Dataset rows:
───

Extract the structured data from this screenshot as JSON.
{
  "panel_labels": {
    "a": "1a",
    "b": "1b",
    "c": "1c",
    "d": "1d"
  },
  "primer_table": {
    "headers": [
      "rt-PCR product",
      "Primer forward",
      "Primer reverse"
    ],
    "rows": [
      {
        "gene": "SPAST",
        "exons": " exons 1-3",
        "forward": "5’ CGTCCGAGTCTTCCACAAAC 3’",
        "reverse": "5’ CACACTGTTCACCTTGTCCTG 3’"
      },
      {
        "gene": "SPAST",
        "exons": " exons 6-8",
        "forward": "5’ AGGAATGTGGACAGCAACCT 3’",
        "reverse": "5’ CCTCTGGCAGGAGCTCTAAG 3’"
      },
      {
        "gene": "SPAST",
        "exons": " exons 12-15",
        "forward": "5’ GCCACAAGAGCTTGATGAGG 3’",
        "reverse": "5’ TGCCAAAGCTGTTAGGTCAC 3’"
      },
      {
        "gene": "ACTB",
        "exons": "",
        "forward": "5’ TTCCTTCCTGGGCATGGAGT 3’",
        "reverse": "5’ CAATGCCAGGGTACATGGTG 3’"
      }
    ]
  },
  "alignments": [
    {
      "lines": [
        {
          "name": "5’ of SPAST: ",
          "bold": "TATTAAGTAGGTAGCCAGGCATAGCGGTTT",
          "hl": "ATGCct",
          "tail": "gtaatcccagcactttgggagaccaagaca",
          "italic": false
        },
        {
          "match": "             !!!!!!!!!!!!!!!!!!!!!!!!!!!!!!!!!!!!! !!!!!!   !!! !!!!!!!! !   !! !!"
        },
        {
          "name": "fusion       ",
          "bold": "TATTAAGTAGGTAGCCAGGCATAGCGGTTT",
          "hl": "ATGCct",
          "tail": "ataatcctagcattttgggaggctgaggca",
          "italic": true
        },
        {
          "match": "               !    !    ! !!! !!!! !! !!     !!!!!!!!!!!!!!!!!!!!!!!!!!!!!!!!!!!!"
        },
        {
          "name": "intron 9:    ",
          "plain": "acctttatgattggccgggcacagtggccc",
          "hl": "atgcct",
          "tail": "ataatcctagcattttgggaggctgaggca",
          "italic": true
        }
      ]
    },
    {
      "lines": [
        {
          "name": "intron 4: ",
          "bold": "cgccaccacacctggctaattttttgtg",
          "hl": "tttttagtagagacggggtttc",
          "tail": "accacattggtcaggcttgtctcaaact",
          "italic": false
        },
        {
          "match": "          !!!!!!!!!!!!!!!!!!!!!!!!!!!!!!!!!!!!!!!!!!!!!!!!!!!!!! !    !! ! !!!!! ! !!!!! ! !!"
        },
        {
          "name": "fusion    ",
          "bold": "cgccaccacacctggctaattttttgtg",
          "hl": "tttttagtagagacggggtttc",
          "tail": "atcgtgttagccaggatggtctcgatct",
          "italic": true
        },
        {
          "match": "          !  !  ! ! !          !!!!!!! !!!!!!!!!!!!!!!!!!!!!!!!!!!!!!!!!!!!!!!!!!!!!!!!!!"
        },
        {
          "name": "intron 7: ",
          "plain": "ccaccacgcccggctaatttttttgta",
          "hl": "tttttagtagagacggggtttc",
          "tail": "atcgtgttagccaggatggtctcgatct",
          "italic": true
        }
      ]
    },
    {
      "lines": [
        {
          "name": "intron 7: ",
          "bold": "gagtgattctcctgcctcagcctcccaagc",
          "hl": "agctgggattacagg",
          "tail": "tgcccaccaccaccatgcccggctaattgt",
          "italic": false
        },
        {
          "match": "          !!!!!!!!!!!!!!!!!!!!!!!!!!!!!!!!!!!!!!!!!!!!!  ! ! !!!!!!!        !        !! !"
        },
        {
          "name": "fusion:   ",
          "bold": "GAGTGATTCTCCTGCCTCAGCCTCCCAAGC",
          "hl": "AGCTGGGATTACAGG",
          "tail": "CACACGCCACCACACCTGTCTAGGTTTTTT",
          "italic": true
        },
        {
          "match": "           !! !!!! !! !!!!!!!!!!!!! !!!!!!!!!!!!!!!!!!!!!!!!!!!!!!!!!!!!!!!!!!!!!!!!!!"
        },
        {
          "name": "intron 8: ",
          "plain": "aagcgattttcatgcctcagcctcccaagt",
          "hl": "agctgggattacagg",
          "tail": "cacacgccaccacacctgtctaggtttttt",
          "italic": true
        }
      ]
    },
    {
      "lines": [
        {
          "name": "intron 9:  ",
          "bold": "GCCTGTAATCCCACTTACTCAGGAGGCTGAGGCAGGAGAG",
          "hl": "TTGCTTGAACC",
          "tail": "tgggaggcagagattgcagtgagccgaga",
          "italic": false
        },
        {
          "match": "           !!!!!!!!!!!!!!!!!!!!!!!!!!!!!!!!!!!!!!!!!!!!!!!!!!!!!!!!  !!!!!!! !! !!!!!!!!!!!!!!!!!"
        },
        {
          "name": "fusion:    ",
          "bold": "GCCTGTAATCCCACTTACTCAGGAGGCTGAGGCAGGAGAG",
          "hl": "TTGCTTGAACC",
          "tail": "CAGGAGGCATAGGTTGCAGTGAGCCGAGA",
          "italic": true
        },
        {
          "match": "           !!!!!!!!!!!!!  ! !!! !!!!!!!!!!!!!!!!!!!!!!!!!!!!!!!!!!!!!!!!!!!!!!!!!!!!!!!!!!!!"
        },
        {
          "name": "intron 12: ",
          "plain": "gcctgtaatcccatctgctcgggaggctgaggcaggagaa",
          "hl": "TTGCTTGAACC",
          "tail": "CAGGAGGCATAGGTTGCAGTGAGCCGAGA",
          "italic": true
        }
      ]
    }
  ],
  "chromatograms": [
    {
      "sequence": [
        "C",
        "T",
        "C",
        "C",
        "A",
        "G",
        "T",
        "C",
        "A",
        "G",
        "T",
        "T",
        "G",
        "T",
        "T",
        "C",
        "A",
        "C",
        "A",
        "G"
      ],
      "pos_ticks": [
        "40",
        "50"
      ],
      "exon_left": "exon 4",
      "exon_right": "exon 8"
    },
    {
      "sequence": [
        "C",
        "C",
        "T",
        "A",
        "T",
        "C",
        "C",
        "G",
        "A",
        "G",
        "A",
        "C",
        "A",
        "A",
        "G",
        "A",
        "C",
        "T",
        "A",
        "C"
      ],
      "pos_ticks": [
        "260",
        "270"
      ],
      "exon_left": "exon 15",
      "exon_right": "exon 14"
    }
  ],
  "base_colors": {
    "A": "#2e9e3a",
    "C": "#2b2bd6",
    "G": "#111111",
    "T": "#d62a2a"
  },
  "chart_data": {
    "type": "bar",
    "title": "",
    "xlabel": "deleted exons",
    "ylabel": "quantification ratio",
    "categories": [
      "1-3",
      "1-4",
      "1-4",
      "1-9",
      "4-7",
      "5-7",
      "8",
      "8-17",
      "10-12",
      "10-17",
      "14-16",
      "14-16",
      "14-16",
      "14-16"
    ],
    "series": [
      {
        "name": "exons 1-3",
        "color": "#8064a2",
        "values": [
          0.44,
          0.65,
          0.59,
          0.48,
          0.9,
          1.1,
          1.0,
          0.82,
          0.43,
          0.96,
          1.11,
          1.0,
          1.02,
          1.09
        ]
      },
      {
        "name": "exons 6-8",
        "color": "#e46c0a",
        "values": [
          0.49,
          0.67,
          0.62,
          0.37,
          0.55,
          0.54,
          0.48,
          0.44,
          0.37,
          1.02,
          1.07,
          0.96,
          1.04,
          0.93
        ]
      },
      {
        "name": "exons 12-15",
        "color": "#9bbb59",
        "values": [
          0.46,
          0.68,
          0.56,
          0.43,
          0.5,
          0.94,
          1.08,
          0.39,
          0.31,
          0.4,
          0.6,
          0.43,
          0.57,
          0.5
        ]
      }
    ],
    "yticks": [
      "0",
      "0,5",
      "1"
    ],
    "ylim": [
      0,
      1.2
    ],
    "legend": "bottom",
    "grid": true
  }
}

───

→ Goal
Go over the data above and copy every line that has the word "match" in it.

→ Correct output
          "match": "             !!!!!!!!!!!!!!!!!!!!!!!!!!!!!!!!!!!!! !!!!!!   !!! !!!!!!!! !   !! !!"
          "match": "               !    !    ! !!! !!!! !! !!     !!!!!!!!!!!!!!!!!!!!!!!!!!!!!!!!!!!!"
          "match": "          !!!!!!!!!!!!!!!!!!!!!!!!!!!!!!!!!!!!!!!!!!!!!!!!!!!!!! !    !! ! !!!!! ! !!!!! ! !!"
          "match": "          !  !  ! ! !          !!!!!!! !!!!!!!!!!!!!!!!!!!!!!!!!!!!!!!!!!!!!!!!!!!!!!!!!!"
          "match": "          !!!!!!!!!!!!!!!!!!!!!!!!!!!!!!!!!!!!!!!!!!!!!  ! ! !!!!!!!        !        !! !"
          "match": "           !! !!!! !! !!!!!!!!!!!!! !!!!!!!!!!!!!!!!!!!!!!!!!!!!!!!!!!!!!!!!!!!!!!!!!!"
          "match": "           !!!!!!!!!!!!!!!!!!!!!!!!!!!!!!!!!!!!!!!!!!!!!!!!!!!!!!!!  !!!!!!! !! !!!!!!!!!!!!!!!!!"
          "match": "           !!!!!!!!!!!!!  ! !!! !!!!!!!!!!!!!!!!!!!!!!!!!!!!!!!!!!!!!!!!!!!!!!!!!!!!!!!!!!!!"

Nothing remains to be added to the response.